Stated goal
Render every line of the records below as a Markdown table with the columns Row and Line, numbering each row and leaving out any blank lines.

(Layout annotation records)

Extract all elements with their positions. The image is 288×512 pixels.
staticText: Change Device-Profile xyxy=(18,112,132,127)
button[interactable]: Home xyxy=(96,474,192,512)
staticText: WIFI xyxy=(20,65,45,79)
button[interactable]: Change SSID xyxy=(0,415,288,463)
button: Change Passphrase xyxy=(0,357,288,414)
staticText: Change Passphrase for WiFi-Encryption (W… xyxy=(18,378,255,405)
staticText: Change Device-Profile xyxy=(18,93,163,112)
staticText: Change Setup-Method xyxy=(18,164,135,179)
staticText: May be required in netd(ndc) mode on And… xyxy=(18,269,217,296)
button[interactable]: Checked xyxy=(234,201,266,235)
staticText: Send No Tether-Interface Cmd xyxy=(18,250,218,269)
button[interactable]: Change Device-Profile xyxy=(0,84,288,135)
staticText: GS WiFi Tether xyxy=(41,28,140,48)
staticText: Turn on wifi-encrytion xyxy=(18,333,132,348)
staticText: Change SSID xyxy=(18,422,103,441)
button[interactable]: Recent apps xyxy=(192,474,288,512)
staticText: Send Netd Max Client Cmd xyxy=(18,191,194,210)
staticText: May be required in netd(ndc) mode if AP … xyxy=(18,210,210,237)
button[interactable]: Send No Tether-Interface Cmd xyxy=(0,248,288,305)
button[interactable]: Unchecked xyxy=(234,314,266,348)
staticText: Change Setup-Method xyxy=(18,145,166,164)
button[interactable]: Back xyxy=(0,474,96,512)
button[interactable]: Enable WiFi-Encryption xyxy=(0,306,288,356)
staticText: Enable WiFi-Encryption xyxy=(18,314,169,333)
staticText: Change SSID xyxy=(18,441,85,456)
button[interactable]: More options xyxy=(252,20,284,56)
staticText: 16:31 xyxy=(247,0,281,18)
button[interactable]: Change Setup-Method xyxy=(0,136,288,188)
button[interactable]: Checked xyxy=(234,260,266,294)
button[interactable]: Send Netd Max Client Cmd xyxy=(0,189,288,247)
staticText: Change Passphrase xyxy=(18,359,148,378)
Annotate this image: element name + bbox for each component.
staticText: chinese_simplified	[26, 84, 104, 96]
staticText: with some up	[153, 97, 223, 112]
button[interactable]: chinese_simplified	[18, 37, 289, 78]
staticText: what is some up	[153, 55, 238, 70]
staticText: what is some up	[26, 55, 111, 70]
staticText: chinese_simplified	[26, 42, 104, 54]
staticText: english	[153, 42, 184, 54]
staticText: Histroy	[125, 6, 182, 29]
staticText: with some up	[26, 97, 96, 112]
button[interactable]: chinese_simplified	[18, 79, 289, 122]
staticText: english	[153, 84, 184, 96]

Result
| Row | Line |
|---|---|
| 1 | Extract all elements with their positions. The image is 288×512 pixels. |
| 2 | staticText: Change Device-Profile xyxy=(18,112,132,127) |
| 3 | button[interactable]: Home xyxy=(96,474,192,512) |
| 4 | staticText: WIFI xyxy=(20,65,45,79) |
| 5 | button[interactable]: Change SSID xyxy=(0,415,288,463) |
| 6 | button: Change Passphrase xyxy=(0,357,288,414) |
| 7 | staticText: Change Passphrase for WiFi-Encryption (W… xyxy=(18,378,255,405) |
| 8 | staticText: Change Device-Profile xyxy=(18,93,163,112) |
| 9 | staticText: Change Setup-Method xyxy=(18,164,135,179) |
| 10 | staticText: May be required in netd(ndc) mode on And… xyxy=(18,269,217,296) |
| 11 | button[interactable]: Checked xyxy=(234,201,266,235) |
| 12 | staticText: Send No Tether-Interface Cmd xyxy=(18,250,218,269) |
| 13 | button[interactable]: Change Device-Profile xyxy=(0,84,288,135) |
| 14 | staticText: GS WiFi Tether xyxy=(41,28,140,48) |
| 15 | staticText: Turn on wifi-encrytion xyxy=(18,333,132,348) |
| 16 | staticText: Change SSID xyxy=(18,422,103,441) |
| 17 | button[interactable]: Recent apps xyxy=(192,474,288,512) |
| 18 | staticText: Send Netd Max Client Cmd xyxy=(18,191,194,210) |
| 19 | staticText: May be required in netd(ndc) mode if AP … xyxy=(18,210,210,237) |
| 20 | button[interactable]: Send No Tether-Interface Cmd xyxy=(0,248,288,305) |
| 21 | button[interactable]: Unchecked xyxy=(234,314,266,348) |
| 22 | staticText: Change Setup-Method xyxy=(18,145,166,164) |
| 23 | button[interactable]: Back xyxy=(0,474,96,512) |
| 24 | button[interactable]: Enable WiFi-Encryption xyxy=(0,306,288,356) |
| 25 | staticText: Enable WiFi-Encryption xyxy=(18,314,169,333) |
| 26 | staticText: Change SSID xyxy=(18,441,85,456) |
| 27 | button[interactable]: More options xyxy=(252,20,284,56) |
| 28 | staticText: 16:31 xyxy=(247,0,281,18) |
| 29 | button[interactable]: Change Setup-Method xyxy=(0,136,288,188) |
| 30 | button[interactable]: Checked xyxy=(234,260,266,294) |
| 31 | button[interactable]: Send Netd Max Client Cmd xyxy=(0,189,288,247) |
| 32 | staticText: Change Passphrase xyxy=(18,359,148,378) |
| 33 | Annotate this image: element name + bbox for each component. |
| 34 | staticText: chinese_simplified	[26, 84, 104, 96] |
| 35 | staticText: with some up	[153, 97, 223, 112] |
| 36 | button[interactable]: chinese_simplified	[18, 37, 289, 78] |
| 37 | staticText: what is some up	[153, 55, 238, 70] |
| 38 | staticText: what is some up	[26, 55, 111, 70] |
| 39 | staticText: chinese_simplified	[26, 42, 104, 54] |
| 40 | staticText: english	[153, 42, 184, 54] |
| 41 | staticText: Histroy	[125, 6, 182, 29] |
| 42 | staticText: with some up	[26, 97, 96, 112] |
| 43 | button[interactable]: chinese_simplified	[18, 79, 289, 122] |
| 44 | staticText: english	[153, 84, 184, 96] |